§ **ENTRIES PROVIDED**
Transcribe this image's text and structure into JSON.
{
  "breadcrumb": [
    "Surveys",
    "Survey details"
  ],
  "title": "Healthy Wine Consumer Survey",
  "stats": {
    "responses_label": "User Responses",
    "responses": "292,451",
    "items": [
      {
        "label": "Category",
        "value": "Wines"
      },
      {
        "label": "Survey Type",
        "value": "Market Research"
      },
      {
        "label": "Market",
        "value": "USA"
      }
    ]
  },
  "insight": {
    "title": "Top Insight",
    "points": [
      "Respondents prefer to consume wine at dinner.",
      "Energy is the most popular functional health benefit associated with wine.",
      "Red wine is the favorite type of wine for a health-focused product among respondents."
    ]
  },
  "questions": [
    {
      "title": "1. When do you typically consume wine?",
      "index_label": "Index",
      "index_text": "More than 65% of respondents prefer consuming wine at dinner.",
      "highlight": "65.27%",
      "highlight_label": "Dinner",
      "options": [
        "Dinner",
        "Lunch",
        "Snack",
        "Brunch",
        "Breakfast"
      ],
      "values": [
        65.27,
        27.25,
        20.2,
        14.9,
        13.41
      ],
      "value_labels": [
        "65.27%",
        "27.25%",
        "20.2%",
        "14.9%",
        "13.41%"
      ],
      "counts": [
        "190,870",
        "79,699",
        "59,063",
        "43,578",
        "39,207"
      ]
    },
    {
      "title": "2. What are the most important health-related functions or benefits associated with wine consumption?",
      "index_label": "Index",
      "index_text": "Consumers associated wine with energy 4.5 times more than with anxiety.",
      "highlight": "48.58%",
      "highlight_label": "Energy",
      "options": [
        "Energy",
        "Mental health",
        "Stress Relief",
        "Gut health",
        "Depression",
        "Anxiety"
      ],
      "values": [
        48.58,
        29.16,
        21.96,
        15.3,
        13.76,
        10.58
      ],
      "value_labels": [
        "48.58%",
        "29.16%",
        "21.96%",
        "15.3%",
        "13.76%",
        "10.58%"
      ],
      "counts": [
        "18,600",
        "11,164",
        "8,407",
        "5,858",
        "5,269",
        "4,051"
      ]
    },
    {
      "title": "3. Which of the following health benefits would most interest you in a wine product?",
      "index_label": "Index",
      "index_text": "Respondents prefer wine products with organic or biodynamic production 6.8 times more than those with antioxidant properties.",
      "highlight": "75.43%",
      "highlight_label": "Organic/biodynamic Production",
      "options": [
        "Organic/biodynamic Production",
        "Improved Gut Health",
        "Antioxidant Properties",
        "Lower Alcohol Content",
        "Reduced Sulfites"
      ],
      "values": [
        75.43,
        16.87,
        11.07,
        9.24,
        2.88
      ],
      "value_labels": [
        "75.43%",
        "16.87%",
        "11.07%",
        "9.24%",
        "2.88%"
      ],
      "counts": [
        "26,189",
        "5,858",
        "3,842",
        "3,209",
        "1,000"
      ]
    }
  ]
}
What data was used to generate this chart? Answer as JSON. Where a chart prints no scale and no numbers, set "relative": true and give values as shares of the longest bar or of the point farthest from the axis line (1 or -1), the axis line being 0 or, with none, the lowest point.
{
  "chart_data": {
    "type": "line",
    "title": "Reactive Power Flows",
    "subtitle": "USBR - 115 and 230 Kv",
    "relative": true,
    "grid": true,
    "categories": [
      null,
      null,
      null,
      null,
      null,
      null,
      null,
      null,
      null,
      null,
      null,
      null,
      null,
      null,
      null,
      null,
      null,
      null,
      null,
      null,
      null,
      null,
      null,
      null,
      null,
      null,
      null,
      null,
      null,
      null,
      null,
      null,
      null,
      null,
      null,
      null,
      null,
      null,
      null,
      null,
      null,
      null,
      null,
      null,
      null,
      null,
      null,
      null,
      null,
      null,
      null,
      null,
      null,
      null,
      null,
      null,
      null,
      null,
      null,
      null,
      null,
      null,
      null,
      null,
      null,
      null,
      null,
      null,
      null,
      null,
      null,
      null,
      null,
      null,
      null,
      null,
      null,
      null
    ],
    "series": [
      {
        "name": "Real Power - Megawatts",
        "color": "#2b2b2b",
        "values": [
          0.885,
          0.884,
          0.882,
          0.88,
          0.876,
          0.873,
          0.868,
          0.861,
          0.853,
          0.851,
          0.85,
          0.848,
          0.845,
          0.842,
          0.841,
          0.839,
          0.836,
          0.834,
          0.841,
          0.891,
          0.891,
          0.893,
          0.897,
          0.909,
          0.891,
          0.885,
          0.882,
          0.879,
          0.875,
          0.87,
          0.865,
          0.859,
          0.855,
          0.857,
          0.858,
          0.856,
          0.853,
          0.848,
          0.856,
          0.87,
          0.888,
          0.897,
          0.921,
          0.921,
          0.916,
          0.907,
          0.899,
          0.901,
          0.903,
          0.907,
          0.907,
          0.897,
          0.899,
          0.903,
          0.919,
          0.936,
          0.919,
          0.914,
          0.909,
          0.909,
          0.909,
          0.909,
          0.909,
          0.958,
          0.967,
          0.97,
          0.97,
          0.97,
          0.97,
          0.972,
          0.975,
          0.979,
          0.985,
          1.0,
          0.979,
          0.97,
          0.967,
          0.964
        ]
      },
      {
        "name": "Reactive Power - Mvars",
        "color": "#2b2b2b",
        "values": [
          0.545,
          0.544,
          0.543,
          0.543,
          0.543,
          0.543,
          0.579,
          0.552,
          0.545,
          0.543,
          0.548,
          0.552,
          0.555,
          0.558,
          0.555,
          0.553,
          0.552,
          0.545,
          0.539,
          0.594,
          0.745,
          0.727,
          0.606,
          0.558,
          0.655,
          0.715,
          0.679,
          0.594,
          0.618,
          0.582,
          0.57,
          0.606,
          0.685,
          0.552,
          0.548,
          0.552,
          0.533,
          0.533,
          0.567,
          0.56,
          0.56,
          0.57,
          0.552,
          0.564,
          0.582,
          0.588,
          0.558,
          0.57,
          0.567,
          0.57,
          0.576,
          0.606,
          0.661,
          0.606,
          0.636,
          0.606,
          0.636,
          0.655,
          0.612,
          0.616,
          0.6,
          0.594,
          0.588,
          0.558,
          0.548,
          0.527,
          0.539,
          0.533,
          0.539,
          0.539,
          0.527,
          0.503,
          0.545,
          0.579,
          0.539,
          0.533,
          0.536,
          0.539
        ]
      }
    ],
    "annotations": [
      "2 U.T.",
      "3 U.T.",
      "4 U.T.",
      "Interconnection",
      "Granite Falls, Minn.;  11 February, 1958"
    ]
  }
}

§ **THE EXERCISE**
Your task is to transcribe the material exactly.

§ **ANSWER TO THE PROBLEM**
Transcribe this image's text and structure into JSON.
{
  "breadcrumb": [
    "Surveys",
    "Survey details"
  ],
  "title": "Healthy Wine Consumer Survey",
  "stats": {
    "responses_label": "User Responses",
    "responses": "292,451",
    "items": [
      {
        "label": "Category",
        "value": "Wines"
      },
      {
        "label": "Survey Type",
        "value": "Market Research"
      },
      {
        "label": "Market",
        "value": "USA"
      }
    ]
  },
  "insight": {
    "title": "Top Insight",
    "points": [
      "Respondents prefer to consume wine at dinner.",
      "Energy is the most popular functional health benefit associated with wine.",
      "Red wine is the favorite type of wine for a health-focused product among respondents."
    ]
  },
  "questions": [
    {
      "title": "1. When do you typically consume wine?",
      "index_label": "Index",
      "index_text": "More than 65% of respondents prefer consuming wine at dinner.",
      "highlight": "65.27%",
      "highlight_label": "Dinner",
      "options": [
        "Dinner",
        "Lunch",
        "Snack",
        "Brunch",
        "Breakfast"
      ],
      "values": [
        65.27,
        27.25,
        20.2,
        14.9,
        13.41
      ],
      "value_labels": [
        "65.27%",
        "27.25%",
        "20.2%",
        "14.9%",
        "13.41%"
      ],
      "counts": [
        "190,870",
        "79,699",
        "59,063",
        "43,578",
        "39,207"
      ]
    },
    {
      "title": "2. What are the most important health-related functions or benefits associated with wine consumption?",
      "index_label": "Index",
      "index_text": "Consumers associated wine with energy 4.5 times more than with anxiety.",
      "highlight": "48.58%",
      "highlight_label": "Energy",
      "options": [
        "Energy",
        "Mental health",
        "Stress Relief",
        "Gut health",
        "Depression",
        "Anxiety"
      ],
      "values": [
        48.58,
        29.16,
        21.96,
        15.3,
        13.76,
        10.58
      ],
      "value_labels": [
        "48.58%",
        "29.16%",
        "21.96%",
        "15.3%",
        "13.76%",
        "10.58%"
      ],
      "counts": [
        "18,600",
        "11,164",
        "8,407",
        "5,858",
        "5,269",
        "4,051"
      ]
    },
    {
      "title": "3. Which of the following health benefits would most interest you in a wine product?",
      "index_label": "Index",
      "index_text": "Respondents prefer wine products with organic or biodynamic production 6.8 times more than those with antioxidant properties.",
      "highlight": "75.43%",
      "highlight_label": "Organic/biodynamic Production",
      "options": [
        "Organic/biodynamic Production",
        "Improved Gut Health",
        "Antioxidant Properties",
        "Lower Alcohol Content",
        "Reduced Sulfites"
      ],
      "values": [
        75.43,
        16.87,
        11.07,
        9.24,
        2.88
      ],
      "value_labels": [
        "75.43%",
        "16.87%",
        "11.07%",
        "9.24%",
        "2.88%"
      ],
      "counts": [
        "26,189",
        "5,858",
        "3,842",
        "3,209",
        "1,000"
      ]
    }
  ]
}
What data was used to generate this chart? Answer as JSON. Where a chart prints no scale and no numbers, set "relative": true and give values as shares of the longest bar or of the point farthest from the axis line (1 or -1), the axis line being 0 or, with none, the lowest point.
{
  "chart_data": {
    "type": "line",
    "title": "Reactive Power Flows",
    "subtitle": "USBR - 115 and 230 Kv",
    "relative": true,
    "grid": true,
    "categories": [
      null,
      null,
      null,
      null,
      null,
      null,
      null,
      null,
      null,
      null,
      null,
      null,
      null,
      null,
      null,
      null,
      null,
      null,
      null,
      null,
      null,
      null,
      null,
      null,
      null,
      null,
      null,
      null,
      null,
      null,
      null,
      null,
      null,
      null,
      null,
      null,
      null,
      null,
      null,
      null,
      null,
      null,
      null,
      null,
      null,
      null,
      null,
      null,
      null,
      null,
      null,
      null,
      null,
      null,
      null,
      null,
      null,
      null,
      null,
      null,
      null,
      null,
      null,
      null,
      null,
      null,
      null,
      null,
      null,
      null,
      null,
      null,
      null,
      null,
      null,
      null,
      null,
      null
    ],
    "series": [
      {
        "name": "Real Power - Megawatts",
        "color": "#2b2b2b",
        "values": [
          0.885,
          0.884,
          0.882,
          0.88,
          0.876,
          0.873,
          0.868,
          0.861,
          0.853,
          0.851,
          0.85,
          0.848,
          0.845,
          0.842,
          0.841,
          0.839,
          0.836,
          0.834,
          0.841,
          0.891,
          0.891,
          0.893,
          0.897,
          0.909,
          0.891,
          0.885,
          0.882,
          0.879,
          0.875,
          0.87,
          0.865,
          0.859,
          0.855,
          0.857,
          0.858,
          0.856,
          0.853,
          0.848,
          0.856,
          0.87,
          0.888,
          0.897,
          0.921,
          0.921,
          0.916,
          0.907,
          0.899,
          0.901,
          0.903,
          0.907,
          0.907,
          0.897,
          0.899,
          0.903,
          0.919,
          0.936,
          0.919,
          0.914,
          0.909,
          0.909,
          0.909,
          0.909,
          0.909,
          0.958,
          0.967,
          0.97,
          0.97,
          0.97,
          0.97,
          0.972,
          0.975,
          0.979,
          0.985,
          1.0,
          0.979,
          0.97,
          0.967,
          0.964
        ]
      },
      {
        "name": "Reactive Power - Mvars",
        "color": "#2b2b2b",
        "values": [
          0.545,
          0.544,
          0.543,
          0.543,
          0.543,
          0.543,
          0.579,
          0.552,
          0.545,
          0.543,
          0.548,
          0.552,
          0.555,
          0.558,
          0.555,
          0.553,
          0.552,
          0.545,
          0.539,
          0.594,
          0.745,
          0.727,
          0.606,
          0.558,
          0.655,
          0.715,
          0.679,
          0.594,
          0.618,
          0.582,
          0.57,
          0.606,
          0.685,
          0.552,
          0.548,
          0.552,
          0.533,
          0.533,
          0.567,
          0.56,
          0.56,
          0.57,
          0.552,
          0.564,
          0.582,
          0.588,
          0.558,
          0.57,
          0.567,
          0.57,
          0.576,
          0.606,
          0.661,
          0.606,
          0.636,
          0.606,
          0.636,
          0.655,
          0.612,
          0.616,
          0.6,
          0.594,
          0.588,
          0.558,
          0.548,
          0.527,
          0.539,
          0.533,
          0.539,
          0.539,
          0.527,
          0.503,
          0.545,
          0.579,
          0.539,
          0.533,
          0.536,
          0.539
        ]
      }
    ],
    "annotations": [
      "2 U.T.",
      "3 U.T.",
      "4 U.T.",
      "Interconnection",
      "Granite Falls, Minn.;  11 February, 1958"
    ]
  }
}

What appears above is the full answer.